Start of Information given

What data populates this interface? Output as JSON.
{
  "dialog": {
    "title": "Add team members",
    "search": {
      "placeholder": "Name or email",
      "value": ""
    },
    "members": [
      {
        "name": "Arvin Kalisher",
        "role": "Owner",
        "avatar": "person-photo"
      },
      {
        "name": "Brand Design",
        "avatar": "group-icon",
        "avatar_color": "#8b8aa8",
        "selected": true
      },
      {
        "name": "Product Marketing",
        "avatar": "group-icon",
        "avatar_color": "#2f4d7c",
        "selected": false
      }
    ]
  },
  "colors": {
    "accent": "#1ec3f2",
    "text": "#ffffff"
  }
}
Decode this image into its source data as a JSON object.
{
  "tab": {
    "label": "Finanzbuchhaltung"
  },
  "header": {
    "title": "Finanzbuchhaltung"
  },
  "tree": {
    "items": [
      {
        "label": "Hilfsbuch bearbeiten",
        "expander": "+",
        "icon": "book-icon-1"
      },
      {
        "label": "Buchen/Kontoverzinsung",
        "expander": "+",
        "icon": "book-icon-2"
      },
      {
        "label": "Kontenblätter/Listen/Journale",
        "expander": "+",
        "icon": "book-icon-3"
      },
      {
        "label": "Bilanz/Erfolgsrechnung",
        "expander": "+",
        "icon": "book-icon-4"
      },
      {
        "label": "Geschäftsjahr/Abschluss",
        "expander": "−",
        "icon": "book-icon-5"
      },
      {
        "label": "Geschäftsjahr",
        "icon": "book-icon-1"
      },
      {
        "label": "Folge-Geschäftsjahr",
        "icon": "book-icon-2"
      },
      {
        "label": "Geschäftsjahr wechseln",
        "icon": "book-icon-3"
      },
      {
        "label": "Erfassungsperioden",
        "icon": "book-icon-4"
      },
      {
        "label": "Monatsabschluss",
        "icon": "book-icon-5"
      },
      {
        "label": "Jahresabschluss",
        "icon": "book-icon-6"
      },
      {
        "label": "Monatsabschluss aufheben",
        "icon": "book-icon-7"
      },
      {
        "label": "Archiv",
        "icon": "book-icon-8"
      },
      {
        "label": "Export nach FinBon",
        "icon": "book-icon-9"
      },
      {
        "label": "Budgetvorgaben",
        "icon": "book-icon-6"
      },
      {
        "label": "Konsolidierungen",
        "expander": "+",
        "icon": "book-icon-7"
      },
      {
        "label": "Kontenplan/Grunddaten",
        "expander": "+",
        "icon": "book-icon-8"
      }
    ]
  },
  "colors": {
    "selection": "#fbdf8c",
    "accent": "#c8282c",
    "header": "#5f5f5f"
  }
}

End of Information given

■ Task requirements ■
Identify the lines in the entries that hold "data" and return each one.

■ Response for this exercise ■
What data populates this interface? Output as JSON.
Decode this image into its source data as a JSON object.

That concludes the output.